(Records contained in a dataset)
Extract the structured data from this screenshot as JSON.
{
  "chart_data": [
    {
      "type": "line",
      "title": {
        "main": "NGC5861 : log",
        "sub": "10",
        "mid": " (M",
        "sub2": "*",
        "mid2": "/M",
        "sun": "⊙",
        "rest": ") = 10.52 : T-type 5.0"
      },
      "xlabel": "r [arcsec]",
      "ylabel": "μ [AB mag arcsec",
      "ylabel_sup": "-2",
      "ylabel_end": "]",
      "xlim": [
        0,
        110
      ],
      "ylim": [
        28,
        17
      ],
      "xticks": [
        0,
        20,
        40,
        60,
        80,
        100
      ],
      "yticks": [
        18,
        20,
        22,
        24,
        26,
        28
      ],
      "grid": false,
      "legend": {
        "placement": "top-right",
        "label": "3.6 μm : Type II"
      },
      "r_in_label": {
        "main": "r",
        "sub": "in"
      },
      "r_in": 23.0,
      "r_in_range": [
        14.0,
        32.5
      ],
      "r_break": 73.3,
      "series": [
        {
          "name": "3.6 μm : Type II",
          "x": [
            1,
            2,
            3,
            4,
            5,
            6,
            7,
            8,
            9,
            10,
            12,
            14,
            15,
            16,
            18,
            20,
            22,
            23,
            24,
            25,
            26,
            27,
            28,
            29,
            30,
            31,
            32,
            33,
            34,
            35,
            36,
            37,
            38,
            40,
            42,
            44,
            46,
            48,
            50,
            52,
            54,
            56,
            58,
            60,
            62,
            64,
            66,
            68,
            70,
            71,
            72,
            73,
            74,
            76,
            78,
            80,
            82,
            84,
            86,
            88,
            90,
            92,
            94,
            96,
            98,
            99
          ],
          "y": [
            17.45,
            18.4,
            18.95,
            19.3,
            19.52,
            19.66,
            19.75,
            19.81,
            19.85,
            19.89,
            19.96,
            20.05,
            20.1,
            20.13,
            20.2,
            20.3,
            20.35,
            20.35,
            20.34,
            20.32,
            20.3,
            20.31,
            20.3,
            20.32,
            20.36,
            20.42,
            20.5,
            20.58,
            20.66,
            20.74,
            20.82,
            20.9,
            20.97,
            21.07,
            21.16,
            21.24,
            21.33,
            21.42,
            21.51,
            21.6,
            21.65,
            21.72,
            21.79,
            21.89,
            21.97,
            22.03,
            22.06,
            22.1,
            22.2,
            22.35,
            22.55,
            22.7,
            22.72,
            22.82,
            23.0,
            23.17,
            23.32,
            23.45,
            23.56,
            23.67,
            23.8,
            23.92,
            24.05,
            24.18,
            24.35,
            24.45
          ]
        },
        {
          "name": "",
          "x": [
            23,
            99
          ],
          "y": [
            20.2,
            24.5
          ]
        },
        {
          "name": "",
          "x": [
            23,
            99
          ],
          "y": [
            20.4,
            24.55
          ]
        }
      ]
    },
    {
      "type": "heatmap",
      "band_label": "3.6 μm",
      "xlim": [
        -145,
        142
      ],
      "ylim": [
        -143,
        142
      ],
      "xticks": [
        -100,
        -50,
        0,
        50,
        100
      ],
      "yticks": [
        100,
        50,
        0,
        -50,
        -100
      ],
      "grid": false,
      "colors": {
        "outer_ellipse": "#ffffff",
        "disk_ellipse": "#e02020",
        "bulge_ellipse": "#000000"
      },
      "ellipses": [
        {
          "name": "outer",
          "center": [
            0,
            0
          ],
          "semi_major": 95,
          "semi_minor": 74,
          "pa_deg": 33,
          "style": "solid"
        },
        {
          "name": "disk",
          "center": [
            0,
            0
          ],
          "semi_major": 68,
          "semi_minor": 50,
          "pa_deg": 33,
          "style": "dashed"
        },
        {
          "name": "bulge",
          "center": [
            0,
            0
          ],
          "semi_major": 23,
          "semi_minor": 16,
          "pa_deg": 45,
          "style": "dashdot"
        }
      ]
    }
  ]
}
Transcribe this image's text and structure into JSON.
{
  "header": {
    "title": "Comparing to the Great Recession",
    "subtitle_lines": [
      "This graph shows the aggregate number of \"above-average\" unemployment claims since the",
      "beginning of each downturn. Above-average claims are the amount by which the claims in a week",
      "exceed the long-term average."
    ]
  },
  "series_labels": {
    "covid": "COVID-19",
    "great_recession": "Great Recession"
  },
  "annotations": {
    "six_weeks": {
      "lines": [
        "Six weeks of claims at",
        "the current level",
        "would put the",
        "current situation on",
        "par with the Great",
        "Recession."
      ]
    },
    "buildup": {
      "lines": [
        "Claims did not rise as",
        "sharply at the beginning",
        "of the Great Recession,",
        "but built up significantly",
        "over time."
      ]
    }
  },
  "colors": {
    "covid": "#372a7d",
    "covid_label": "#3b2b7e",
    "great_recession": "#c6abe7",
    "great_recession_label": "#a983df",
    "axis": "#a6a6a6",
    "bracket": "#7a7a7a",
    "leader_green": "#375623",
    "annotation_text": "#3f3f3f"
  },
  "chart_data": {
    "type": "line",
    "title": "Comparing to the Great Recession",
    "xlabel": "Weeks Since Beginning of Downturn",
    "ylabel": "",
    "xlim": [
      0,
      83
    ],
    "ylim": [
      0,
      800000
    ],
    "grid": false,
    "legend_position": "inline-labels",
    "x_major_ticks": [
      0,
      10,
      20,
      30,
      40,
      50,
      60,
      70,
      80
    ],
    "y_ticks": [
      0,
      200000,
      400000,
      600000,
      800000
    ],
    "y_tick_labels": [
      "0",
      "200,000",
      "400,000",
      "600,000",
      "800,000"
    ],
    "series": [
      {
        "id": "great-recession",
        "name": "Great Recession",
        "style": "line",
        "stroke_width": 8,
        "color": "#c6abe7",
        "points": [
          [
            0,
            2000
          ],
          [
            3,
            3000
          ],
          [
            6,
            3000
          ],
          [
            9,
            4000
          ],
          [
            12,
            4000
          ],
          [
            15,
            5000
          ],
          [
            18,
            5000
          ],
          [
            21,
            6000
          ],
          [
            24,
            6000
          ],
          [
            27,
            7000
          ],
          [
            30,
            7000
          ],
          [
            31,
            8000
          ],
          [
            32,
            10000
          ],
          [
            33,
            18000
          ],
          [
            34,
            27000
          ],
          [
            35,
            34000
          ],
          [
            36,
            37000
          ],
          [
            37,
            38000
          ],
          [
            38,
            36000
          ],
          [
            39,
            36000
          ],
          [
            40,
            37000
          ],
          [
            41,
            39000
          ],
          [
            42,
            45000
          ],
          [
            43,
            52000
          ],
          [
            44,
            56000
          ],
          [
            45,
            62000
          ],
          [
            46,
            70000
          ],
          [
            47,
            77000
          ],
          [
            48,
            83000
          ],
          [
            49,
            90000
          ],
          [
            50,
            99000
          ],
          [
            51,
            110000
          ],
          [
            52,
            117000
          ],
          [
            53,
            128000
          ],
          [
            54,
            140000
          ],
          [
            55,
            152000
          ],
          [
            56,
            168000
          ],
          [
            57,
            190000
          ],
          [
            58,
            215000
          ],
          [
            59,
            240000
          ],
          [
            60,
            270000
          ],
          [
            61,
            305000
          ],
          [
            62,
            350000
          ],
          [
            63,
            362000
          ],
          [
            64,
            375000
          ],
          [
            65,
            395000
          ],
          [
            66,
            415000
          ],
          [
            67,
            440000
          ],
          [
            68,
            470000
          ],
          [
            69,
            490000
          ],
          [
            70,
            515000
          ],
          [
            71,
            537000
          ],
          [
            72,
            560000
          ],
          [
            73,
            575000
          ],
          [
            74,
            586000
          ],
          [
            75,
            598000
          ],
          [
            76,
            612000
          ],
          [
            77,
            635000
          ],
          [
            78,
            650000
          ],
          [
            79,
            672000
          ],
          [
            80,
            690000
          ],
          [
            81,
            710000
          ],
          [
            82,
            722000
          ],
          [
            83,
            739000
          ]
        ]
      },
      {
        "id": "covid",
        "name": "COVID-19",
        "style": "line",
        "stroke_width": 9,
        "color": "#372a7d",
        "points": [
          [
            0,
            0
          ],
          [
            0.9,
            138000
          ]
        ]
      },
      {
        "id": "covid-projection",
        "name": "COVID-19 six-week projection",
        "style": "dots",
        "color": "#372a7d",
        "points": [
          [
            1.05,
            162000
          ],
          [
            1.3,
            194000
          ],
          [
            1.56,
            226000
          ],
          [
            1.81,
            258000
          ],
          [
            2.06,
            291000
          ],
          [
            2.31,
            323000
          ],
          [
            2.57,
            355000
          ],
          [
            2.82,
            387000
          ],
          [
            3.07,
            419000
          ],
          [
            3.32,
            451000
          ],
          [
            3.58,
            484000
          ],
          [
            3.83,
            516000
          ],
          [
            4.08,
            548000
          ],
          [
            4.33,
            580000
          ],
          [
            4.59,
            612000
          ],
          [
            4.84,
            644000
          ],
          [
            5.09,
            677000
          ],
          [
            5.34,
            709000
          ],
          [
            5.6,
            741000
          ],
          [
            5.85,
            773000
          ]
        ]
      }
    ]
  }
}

[What the exercise asks] Look through the data and gather every line with the string "average" in it.

[Response to the exercise]
      "This graph shows the aggregate number of \"above-average\" unemployment claims since the",
      "beginning of each downturn. Above-average claims are the amount by which the claims in a week",
      "exceed the long-term average."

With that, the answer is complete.